Copy the material below word for word, beginning at the line that contains "plot-area-frame <box>209 92 2079 1487</box>" and stopping after the line that contains "x-tick-label: 0.70 <box>1949".

■ DATA RECORDS:
################

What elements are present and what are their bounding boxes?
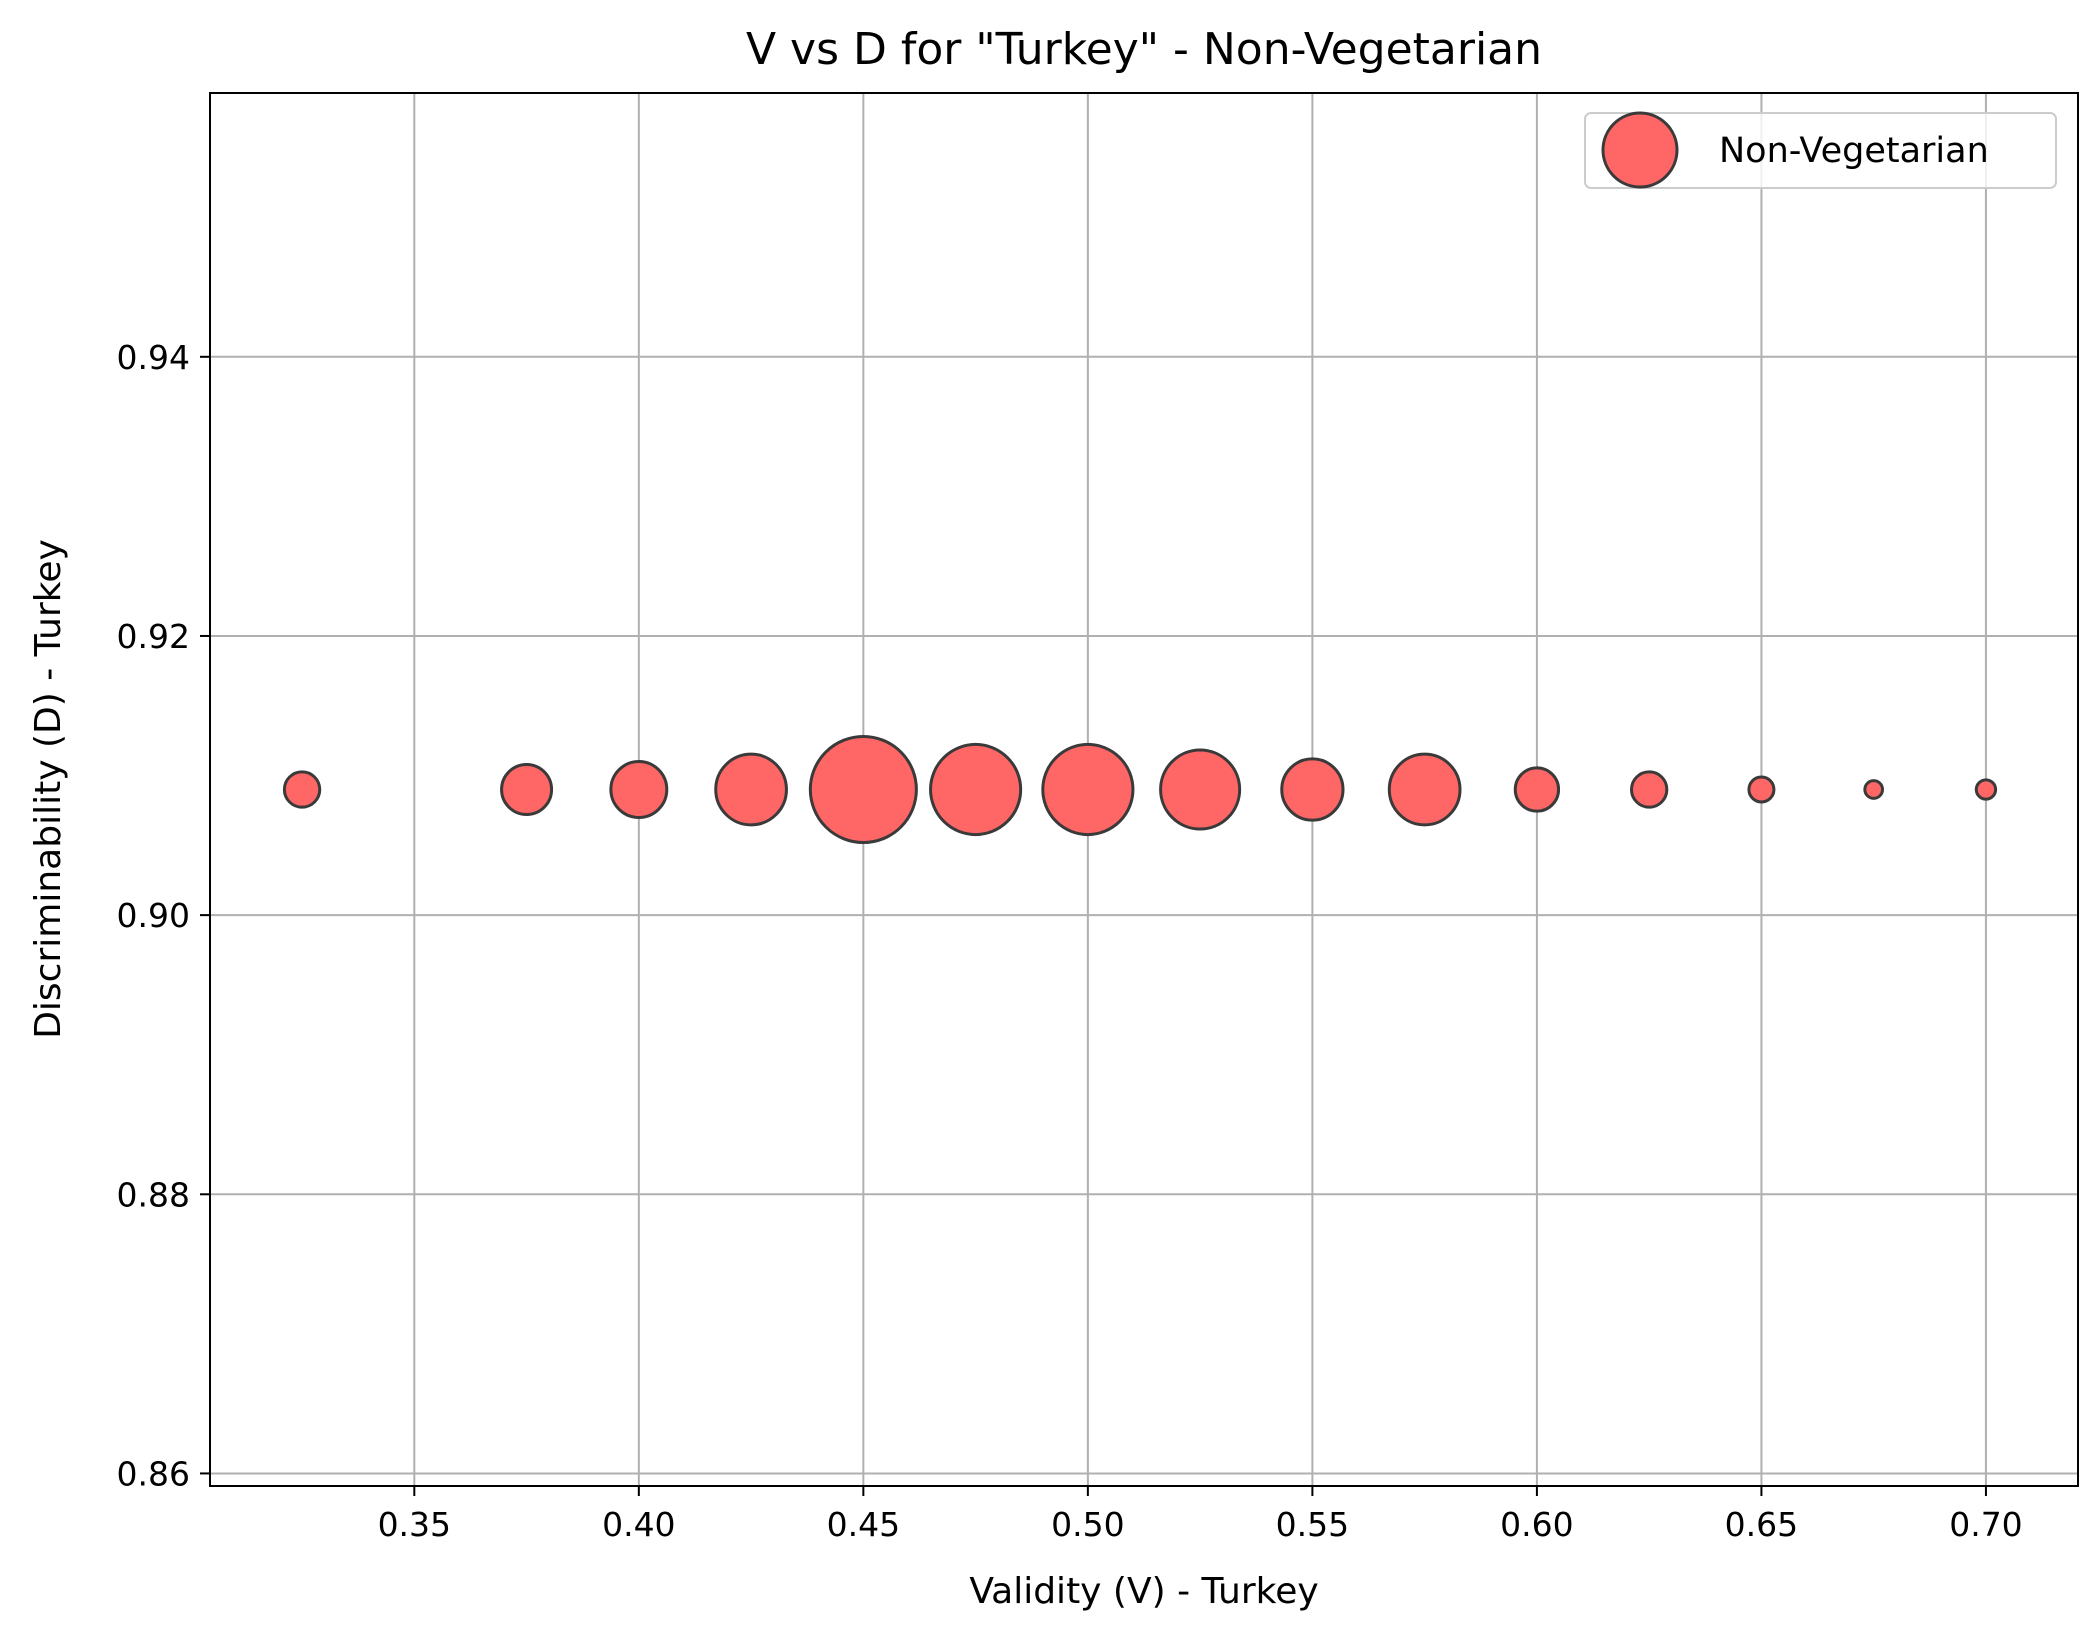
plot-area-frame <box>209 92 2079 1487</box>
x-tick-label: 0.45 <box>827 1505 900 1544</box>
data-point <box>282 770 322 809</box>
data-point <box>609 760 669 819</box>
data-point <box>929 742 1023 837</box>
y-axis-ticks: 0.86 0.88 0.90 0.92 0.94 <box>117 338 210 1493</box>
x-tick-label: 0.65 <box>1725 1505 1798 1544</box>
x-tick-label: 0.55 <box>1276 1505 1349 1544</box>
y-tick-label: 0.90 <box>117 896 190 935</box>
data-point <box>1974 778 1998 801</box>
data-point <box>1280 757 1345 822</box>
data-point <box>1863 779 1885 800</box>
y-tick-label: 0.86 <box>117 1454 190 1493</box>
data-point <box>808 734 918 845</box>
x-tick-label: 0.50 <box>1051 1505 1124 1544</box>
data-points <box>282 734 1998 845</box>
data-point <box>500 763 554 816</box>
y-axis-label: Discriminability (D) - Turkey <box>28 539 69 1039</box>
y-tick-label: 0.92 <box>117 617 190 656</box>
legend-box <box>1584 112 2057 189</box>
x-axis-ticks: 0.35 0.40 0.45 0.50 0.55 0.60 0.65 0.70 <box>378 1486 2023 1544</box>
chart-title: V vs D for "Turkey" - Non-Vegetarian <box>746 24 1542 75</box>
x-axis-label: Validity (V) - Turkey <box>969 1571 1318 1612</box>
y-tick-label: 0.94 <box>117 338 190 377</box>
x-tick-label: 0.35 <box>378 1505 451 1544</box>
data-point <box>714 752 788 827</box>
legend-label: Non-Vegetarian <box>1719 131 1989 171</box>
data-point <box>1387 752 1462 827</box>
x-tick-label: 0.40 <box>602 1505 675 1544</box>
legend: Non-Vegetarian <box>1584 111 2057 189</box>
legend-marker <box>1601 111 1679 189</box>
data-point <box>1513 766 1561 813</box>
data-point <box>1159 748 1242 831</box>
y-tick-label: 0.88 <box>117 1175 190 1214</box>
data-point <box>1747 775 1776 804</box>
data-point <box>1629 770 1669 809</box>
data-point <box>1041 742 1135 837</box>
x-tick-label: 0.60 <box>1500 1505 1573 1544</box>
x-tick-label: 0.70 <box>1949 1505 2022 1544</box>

################

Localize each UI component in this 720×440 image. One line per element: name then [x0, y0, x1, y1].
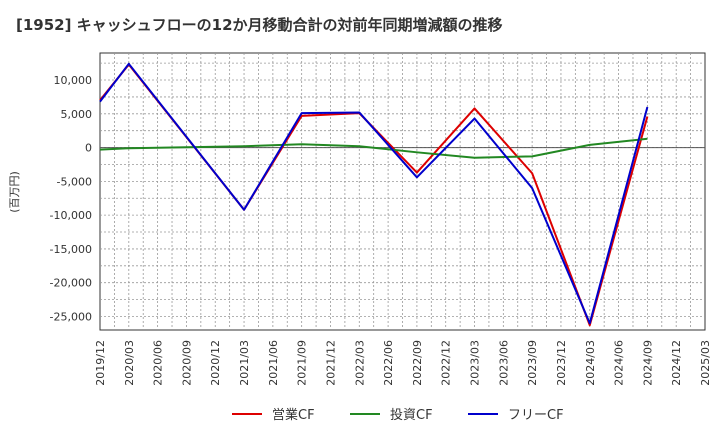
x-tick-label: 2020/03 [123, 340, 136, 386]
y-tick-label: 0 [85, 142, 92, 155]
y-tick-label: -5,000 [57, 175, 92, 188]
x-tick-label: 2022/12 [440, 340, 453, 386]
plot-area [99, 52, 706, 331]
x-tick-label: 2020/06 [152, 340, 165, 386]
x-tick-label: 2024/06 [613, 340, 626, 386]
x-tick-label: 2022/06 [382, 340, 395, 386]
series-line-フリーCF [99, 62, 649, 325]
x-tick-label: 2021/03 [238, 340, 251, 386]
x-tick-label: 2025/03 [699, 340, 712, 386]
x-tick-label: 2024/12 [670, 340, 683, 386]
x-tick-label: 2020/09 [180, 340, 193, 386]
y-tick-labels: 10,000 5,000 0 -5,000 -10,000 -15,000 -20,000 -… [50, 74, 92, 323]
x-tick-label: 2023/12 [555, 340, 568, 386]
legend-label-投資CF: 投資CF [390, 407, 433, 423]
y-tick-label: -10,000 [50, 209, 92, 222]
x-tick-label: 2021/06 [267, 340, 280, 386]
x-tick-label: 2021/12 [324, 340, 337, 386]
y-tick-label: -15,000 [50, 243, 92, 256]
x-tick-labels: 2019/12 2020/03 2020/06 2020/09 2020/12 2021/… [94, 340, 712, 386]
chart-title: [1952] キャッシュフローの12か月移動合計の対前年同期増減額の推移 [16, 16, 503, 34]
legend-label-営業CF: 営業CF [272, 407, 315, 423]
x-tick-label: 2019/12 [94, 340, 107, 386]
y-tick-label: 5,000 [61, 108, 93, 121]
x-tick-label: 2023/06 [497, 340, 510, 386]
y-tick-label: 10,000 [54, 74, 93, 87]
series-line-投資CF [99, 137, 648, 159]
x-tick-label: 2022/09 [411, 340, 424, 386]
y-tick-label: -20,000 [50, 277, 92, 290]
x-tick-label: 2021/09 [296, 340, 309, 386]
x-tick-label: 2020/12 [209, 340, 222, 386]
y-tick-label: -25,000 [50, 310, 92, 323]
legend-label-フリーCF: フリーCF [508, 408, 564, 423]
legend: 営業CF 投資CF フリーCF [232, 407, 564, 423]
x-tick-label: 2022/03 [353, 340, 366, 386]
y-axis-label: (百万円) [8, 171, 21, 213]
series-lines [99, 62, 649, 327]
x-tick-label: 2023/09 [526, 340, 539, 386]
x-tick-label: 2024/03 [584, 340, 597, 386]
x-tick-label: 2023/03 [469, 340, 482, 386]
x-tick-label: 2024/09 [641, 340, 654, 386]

################

■ RESPONSE TO THIS EXERCISE:
plot-area-frame <box>209 92 2079 1487</box>
x-tick-label: 0.45 <box>827 1505 900 1544</box>
data-point <box>282 770 322 809</box>
data-point <box>609 760 669 819</box>
data-point <box>929 742 1023 837</box>
y-axis-ticks: 0.86 0.88 0.90 0.92 0.94 <box>117 338 210 1493</box>
x-tick-label: 0.65 <box>1725 1505 1798 1544</box>
x-tick-label: 0.55 <box>1276 1505 1349 1544</box>
y-tick-label: 0.90 <box>117 896 190 935</box>
data-point <box>1974 778 1998 801</box>
data-point <box>1280 757 1345 822</box>
data-point <box>1863 779 1885 800</box>
y-tick-label: 0.86 <box>117 1454 190 1493</box>
data-point <box>808 734 918 845</box>
x-tick-label: 0.50 <box>1051 1505 1124 1544</box>
data-points <box>282 734 1998 845</box>
data-point <box>500 763 554 816</box>
y-axis-label: Discriminability (D) - Turkey <box>28 539 69 1039</box>
y-tick-label: 0.92 <box>117 617 190 656</box>
legend-box <box>1584 112 2057 189</box>
x-axis-ticks: 0.35 0.40 0.45 0.50 0.55 0.60 0.65 0.70 <box>378 1486 2023 1544</box>
chart-title: V vs D for "Turkey" - Non-Vegetarian <box>746 24 1542 75</box>
x-axis-label: Validity (V) - Turkey <box>969 1571 1318 1612</box>
y-tick-label: 0.94 <box>117 338 190 377</box>
x-tick-label: 0.35 <box>378 1505 451 1544</box>
data-point <box>714 752 788 827</box>
legend-label: Non-Vegetarian <box>1719 131 1989 171</box>
data-point <box>1387 752 1462 827</box>
x-tick-label: 0.40 <box>602 1505 675 1544</box>
legend: Non-Vegetarian <box>1584 111 2057 189</box>
legend-marker <box>1601 111 1679 189</box>
data-point <box>1513 766 1561 813</box>
data-point <box>1159 748 1242 831</box>
y-tick-label: 0.88 <box>117 1175 190 1214</box>
data-point <box>1747 775 1776 804</box>
data-point <box>1629 770 1669 809</box>
data-point <box>1041 742 1135 837</box>
x-tick-label: 0.60 <box>1500 1505 1573 1544</box>
x-tick-label: 0.70 <box>1949 1505 2022 1544</box>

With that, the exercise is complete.